→ **Given instruction**: Find the lines with "其他非卤化有机磷衍生物出口金额" in them and copy them out.

→ **Records for this exercise**:
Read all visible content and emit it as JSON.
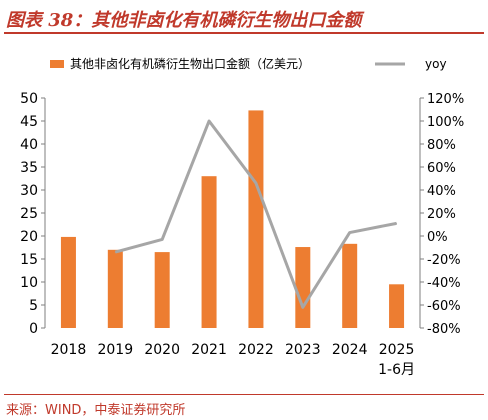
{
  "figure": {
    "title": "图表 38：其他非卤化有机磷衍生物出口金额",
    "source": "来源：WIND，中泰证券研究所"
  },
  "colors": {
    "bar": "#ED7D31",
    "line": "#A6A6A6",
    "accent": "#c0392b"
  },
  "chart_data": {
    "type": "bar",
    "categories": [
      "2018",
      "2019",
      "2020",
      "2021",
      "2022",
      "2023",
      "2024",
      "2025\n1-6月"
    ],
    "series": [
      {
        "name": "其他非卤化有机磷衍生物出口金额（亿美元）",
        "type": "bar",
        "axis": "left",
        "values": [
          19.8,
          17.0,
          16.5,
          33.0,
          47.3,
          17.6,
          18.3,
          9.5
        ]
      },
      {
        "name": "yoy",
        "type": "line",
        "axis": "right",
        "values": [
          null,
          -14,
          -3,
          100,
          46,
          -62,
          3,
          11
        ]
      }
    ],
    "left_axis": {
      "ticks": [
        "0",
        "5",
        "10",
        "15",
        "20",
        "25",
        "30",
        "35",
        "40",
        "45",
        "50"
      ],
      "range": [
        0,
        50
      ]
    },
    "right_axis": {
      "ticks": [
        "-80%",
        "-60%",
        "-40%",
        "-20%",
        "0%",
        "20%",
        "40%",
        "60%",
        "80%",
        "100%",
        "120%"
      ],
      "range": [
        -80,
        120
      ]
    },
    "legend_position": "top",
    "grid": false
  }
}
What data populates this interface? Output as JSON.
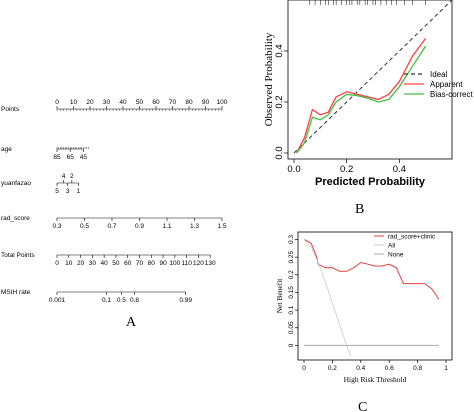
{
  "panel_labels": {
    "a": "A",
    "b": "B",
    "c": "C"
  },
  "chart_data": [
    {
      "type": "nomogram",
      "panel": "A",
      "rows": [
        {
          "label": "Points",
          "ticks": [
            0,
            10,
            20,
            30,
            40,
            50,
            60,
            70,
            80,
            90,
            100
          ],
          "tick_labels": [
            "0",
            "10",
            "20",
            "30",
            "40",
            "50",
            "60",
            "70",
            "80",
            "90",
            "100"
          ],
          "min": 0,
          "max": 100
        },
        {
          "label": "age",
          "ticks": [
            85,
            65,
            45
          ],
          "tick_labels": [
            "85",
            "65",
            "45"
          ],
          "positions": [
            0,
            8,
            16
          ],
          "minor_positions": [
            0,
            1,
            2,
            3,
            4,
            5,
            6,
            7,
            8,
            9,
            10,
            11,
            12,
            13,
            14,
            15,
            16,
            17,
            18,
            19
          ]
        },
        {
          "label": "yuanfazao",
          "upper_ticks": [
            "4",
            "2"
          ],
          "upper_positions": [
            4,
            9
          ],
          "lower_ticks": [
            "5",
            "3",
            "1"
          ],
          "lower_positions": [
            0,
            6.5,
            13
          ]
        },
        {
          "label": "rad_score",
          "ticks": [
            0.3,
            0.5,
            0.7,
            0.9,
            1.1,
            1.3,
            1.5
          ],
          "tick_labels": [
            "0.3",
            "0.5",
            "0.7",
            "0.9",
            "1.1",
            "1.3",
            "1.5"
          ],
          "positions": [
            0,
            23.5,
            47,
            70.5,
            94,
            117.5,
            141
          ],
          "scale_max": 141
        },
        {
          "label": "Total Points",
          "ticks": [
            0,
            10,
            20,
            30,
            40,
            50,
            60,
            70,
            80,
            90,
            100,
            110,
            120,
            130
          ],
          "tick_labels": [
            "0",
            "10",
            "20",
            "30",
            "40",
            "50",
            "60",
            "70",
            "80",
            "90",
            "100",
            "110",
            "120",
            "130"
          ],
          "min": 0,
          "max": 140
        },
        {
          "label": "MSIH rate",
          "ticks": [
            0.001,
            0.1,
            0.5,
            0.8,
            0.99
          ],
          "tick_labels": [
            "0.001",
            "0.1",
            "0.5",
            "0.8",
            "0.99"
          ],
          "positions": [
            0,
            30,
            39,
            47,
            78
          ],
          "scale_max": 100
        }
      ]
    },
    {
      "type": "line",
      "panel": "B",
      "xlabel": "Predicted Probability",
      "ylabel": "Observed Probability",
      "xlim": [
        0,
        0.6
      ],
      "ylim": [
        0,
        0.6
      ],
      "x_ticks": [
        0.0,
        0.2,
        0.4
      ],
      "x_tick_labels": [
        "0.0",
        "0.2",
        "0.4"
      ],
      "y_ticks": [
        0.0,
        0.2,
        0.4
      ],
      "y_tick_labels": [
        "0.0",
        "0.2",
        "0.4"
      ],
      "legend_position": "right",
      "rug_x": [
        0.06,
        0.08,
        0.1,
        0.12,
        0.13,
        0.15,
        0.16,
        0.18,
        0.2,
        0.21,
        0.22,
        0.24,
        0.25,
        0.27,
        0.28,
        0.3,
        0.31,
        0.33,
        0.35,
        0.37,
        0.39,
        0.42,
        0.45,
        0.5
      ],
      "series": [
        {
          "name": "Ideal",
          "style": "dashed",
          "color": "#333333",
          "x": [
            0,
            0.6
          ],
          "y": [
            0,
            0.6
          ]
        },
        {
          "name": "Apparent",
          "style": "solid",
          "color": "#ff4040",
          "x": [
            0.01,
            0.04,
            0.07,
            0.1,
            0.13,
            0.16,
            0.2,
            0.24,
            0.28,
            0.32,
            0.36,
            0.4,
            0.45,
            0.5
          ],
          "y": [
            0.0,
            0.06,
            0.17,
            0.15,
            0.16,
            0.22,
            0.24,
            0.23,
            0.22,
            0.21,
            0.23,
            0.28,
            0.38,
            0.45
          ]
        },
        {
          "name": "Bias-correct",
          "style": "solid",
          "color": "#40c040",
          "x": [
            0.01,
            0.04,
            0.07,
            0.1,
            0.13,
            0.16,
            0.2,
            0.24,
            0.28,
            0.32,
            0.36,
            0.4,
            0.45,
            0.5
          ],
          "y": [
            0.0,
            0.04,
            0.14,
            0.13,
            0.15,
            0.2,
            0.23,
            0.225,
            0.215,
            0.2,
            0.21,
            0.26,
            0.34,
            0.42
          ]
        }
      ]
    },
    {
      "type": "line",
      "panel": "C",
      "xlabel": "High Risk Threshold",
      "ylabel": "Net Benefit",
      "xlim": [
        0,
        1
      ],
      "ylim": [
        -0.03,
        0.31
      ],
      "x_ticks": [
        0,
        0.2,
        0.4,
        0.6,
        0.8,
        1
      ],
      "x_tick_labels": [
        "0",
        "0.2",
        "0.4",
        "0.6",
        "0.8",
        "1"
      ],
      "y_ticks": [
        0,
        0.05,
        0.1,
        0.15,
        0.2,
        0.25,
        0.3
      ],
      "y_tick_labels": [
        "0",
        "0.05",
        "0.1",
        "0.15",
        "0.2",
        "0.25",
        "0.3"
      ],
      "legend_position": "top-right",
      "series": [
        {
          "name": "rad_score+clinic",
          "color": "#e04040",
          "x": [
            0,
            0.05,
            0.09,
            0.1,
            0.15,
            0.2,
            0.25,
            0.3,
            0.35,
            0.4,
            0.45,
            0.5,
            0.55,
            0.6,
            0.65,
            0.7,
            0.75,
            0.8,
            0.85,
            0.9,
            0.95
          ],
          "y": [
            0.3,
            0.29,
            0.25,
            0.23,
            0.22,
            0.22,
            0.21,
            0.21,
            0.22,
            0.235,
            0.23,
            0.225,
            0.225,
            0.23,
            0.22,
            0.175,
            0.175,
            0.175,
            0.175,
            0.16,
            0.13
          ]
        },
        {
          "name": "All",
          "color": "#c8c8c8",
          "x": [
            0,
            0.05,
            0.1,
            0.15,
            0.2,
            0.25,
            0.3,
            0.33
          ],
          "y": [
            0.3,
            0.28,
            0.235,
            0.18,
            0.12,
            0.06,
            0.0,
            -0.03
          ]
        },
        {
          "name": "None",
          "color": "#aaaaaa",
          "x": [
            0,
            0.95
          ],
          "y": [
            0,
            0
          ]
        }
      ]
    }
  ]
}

→ **Problem solution**:
    "title": "图表 38：其他非卤化有机磷衍生物出口金额",
        "name": "其他非卤化有机磷衍生物出口金额（亿美元）",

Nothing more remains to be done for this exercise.